Copy each line of the data below with the word "由水准仪和钢尺检查".

################

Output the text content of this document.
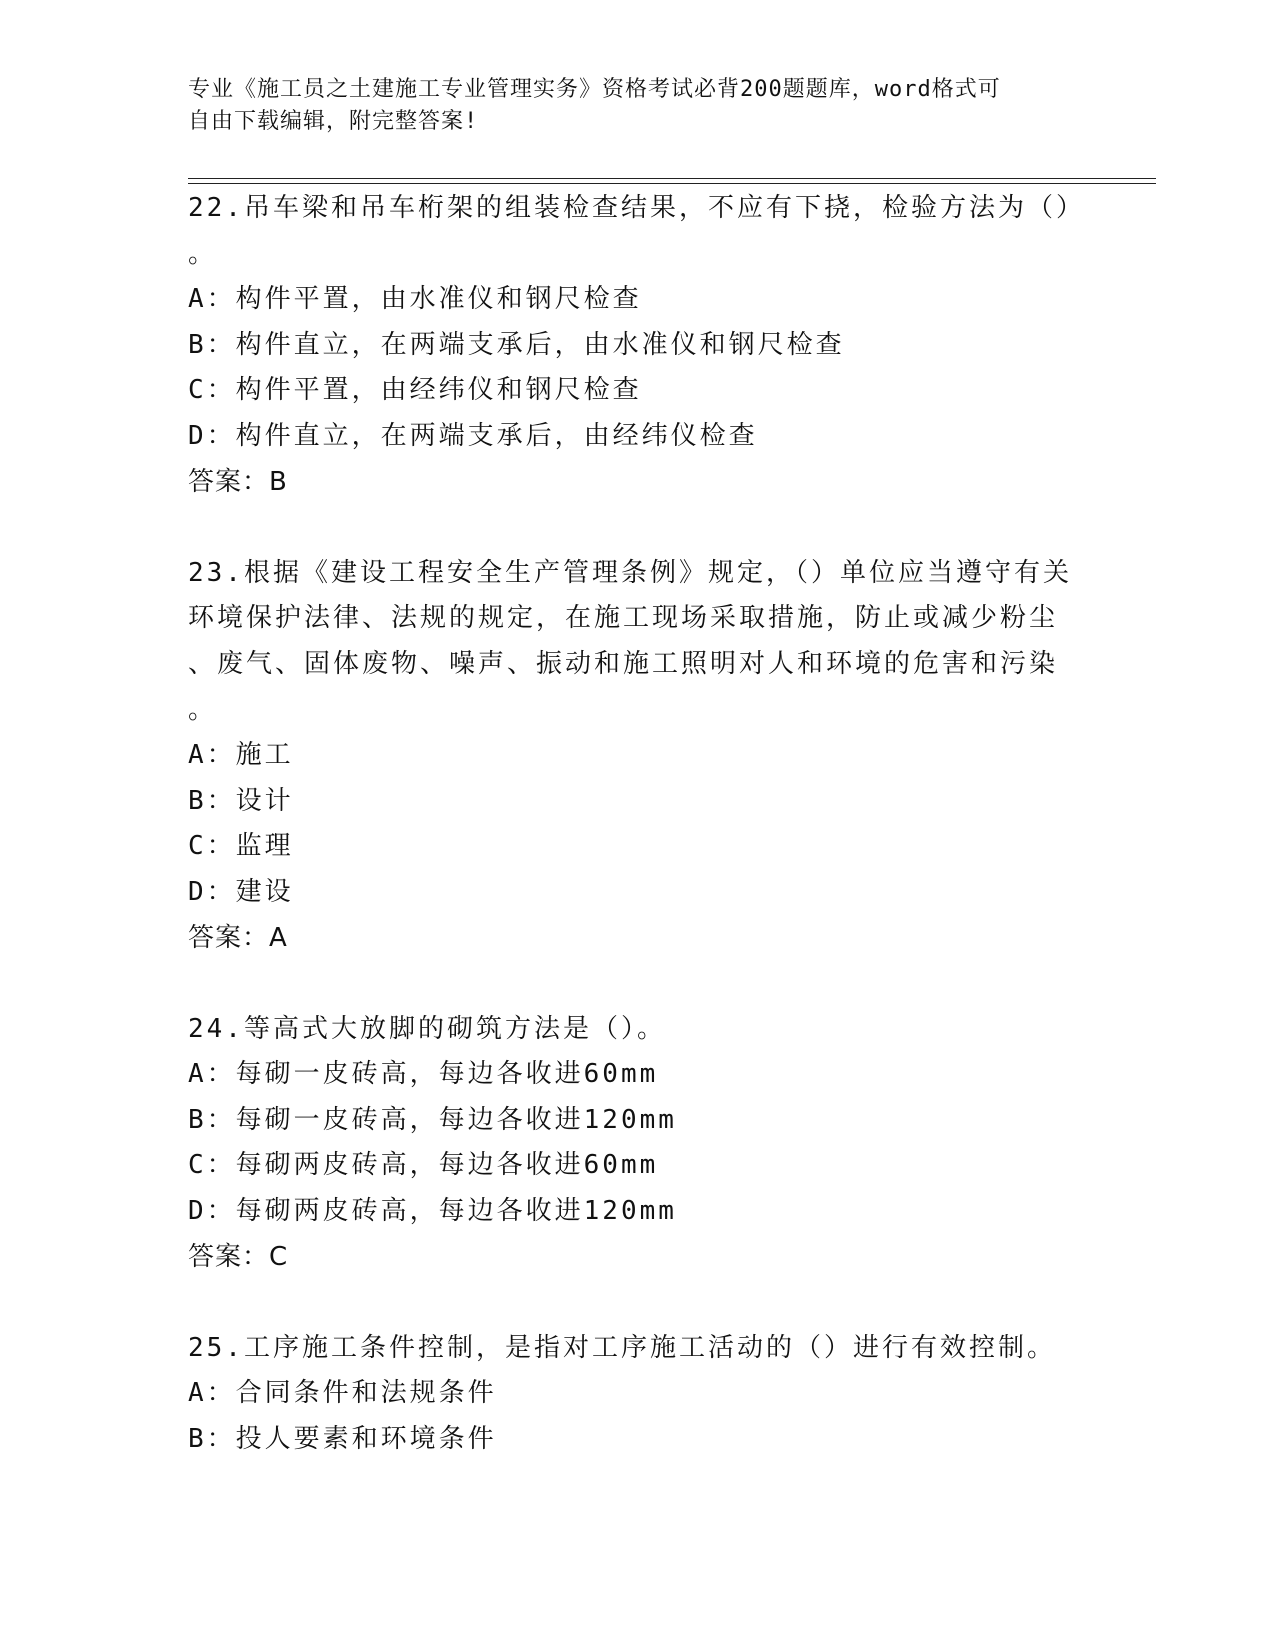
专业《施工员之土建施工专业管理实务》资格考试必背200题题库，word格式可
自由下载编辑，附完整答案!
22.吊车梁和吊车桁架的组装检查结果，不应有下挠，检验方法为（）
。
A：构件平置，由水准仪和钢尺检查
B：构件直立，在两端支承后，由水准仪和钢尺检查
C：构件平置，由经纬仪和钢尺检查
D：构件直立，在两端支承后，由经纬仪检查
答案：B
23.根据《建设工程安全生产管理条例》规定，（）单位应当遵守有关
环境保护法律、法规的规定，在施工现场采取措施，防止或减少粉尘
、废气、固体废物、噪声、振动和施工照明对人和环境的危害和污染
。
A：施工
B：设计
C：监理
D：建设
答案：A
24.等高式大放脚的砌筑方法是（）。
A：每砌一皮砖高，每边各收进60mm
B：每砌一皮砖高，每边各收进120mm
C：每砌两皮砖高，每边各收进60mm
D：每砌两皮砖高，每边各收进120mm
答案：C
25.工序施工条件控制，是指对工序施工活动的（）进行有效控制。
A：合同条件和法规条件
B：投人要素和环境条件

################

## Exercise output:
A：构件平置，由水准仪和钢尺检查
B：构件直立，在两端支承后，由水准仪和钢尺检查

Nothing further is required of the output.